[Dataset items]
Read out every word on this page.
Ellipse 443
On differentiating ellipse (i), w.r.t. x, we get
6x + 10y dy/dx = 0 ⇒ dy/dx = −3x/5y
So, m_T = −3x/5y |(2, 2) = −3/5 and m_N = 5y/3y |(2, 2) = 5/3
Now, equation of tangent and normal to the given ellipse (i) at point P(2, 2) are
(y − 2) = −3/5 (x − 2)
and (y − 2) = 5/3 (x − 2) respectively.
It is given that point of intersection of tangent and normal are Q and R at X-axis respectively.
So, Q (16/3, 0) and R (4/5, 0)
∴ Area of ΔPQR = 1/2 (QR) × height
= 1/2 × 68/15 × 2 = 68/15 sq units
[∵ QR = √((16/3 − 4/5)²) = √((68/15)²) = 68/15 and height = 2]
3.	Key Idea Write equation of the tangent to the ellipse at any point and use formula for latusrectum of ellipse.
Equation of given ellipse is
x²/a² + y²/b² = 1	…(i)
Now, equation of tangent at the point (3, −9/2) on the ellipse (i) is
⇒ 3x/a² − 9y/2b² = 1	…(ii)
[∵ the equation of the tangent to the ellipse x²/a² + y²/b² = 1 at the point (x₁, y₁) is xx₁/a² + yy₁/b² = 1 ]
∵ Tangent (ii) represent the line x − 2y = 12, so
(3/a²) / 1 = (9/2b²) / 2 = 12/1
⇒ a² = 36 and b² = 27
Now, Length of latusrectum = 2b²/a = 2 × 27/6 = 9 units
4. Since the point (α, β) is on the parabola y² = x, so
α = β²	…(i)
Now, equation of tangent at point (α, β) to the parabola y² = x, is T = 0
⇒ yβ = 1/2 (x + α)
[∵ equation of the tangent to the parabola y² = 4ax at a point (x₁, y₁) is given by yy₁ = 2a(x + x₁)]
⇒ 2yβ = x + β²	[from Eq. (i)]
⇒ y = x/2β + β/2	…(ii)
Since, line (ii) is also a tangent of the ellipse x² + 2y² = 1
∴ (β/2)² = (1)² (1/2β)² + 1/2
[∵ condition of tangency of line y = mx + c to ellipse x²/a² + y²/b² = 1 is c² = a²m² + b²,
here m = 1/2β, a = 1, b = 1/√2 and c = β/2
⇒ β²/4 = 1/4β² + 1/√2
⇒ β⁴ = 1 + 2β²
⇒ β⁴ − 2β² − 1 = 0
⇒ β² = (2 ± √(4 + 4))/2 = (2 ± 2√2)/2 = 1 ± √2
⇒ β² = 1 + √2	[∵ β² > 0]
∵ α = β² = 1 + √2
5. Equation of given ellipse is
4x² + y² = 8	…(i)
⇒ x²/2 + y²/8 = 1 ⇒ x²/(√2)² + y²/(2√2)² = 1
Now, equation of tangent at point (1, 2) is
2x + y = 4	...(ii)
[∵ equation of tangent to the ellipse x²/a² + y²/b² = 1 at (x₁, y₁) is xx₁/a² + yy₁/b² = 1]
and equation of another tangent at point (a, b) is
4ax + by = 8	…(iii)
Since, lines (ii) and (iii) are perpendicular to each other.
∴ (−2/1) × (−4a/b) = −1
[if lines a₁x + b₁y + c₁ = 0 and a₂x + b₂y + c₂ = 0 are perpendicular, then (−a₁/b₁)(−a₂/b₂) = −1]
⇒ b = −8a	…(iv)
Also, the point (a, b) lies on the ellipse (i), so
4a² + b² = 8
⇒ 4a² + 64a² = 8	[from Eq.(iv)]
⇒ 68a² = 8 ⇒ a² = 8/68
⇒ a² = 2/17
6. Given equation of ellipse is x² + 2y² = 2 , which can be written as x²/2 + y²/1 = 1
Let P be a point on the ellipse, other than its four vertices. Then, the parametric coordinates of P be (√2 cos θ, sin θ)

- REQUIREMENTS
Could you transcribe the records in full, exactly?

- SOLUTION TO THE PROBLEM
Read out every word on this page.
Ellipse 443
On differentiating ellipse (i), w.r.t. x, we get
6x + 10y dy/dx = 0 ⇒ dy/dx = −3x/5y
So, m_T = −3x/5y |(2, 2) = −3/5 and m_N = 5y/3y |(2, 2) = 5/3
Now, equation of tangent and normal to the given ellipse (i) at point P(2, 2) are
(y − 2) = −3/5 (x − 2)
and (y − 2) = 5/3 (x − 2) respectively.
It is given that point of intersection of tangent and normal are Q and R at X-axis respectively.
So, Q (16/3, 0) and R (4/5, 0)
∴ Area of ΔPQR = 1/2 (QR) × height
= 1/2 × 68/15 × 2 = 68/15 sq units
[∵ QR = √((16/3 − 4/5)²) = √((68/15)²) = 68/15 and height = 2]
3.	Key Idea Write equation of the tangent to the ellipse at any point and use formula for latusrectum of ellipse.
Equation of given ellipse is
x²/a² + y²/b² = 1	…(i)
Now, equation of tangent at the point (3, −9/2) on the ellipse (i) is
⇒ 3x/a² − 9y/2b² = 1	…(ii)
[∵ the equation of the tangent to the ellipse x²/a² + y²/b² = 1 at the point (x₁, y₁) is xx₁/a² + yy₁/b² = 1 ]
∵ Tangent (ii) represent the line x − 2y = 12, so
(3/a²) / 1 = (9/2b²) / 2 = 12/1
⇒ a² = 36 and b² = 27
Now, Length of latusrectum = 2b²/a = 2 × 27/6 = 9 units
4. Since the point (α, β) is on the parabola y² = x, so
α = β²	…(i)
Now, equation of tangent at point (α, β) to the parabola y² = x, is T = 0
⇒ yβ = 1/2 (x + α)
[∵ equation of the tangent to the parabola y² = 4ax at a point (x₁, y₁) is given by yy₁ = 2a(x + x₁)]
⇒ 2yβ = x + β²	[from Eq. (i)]
⇒ y = x/2β + β/2	…(ii)
Since, line (ii) is also a tangent of the ellipse x² + 2y² = 1
∴ (β/2)² = (1)² (1/2β)² + 1/2
[∵ condition of tangency of line y = mx + c to ellipse x²/a² + y²/b² = 1 is c² = a²m² + b²,
here m = 1/2β, a = 1, b = 1/√2 and c = β/2
⇒ β²/4 = 1/4β² + 1/√2
⇒ β⁴ = 1 + 2β²
⇒ β⁴ − 2β² − 1 = 0
⇒ β² = (2 ± √(4 + 4))/2 = (2 ± 2√2)/2 = 1 ± √2
⇒ β² = 1 + √2	[∵ β² > 0]
∵ α = β² = 1 + √2
5. Equation of given ellipse is
4x² + y² = 8	…(i)
⇒ x²/2 + y²/8 = 1 ⇒ x²/(√2)² + y²/(2√2)² = 1
Now, equation of tangent at point (1, 2) is
2x + y = 4	...(ii)
[∵ equation of tangent to the ellipse x²/a² + y²/b² = 1 at (x₁, y₁) is xx₁/a² + yy₁/b² = 1]
and equation of another tangent at point (a, b) is
4ax + by = 8	…(iii)
Since, lines (ii) and (iii) are perpendicular to each other.
∴ (−2/1) × (−4a/b) = −1
[if lines a₁x + b₁y + c₁ = 0 and a₂x + b₂y + c₂ = 0 are perpendicular, then (−a₁/b₁)(−a₂/b₂) = −1]
⇒ b = −8a	…(iv)
Also, the point (a, b) lies on the ellipse (i), so
4a² + b² = 8
⇒ 4a² + 64a² = 8	[from Eq.(iv)]
⇒ 68a² = 8 ⇒ a² = 8/68
⇒ a² = 2/17
6. Given equation of ellipse is x² + 2y² = 2 , which can be written as x²/2 + y²/1 = 1
Let P be a point on the ellipse, other than its four vertices. Then, the parametric coordinates of P be (√2 cos θ, sin θ)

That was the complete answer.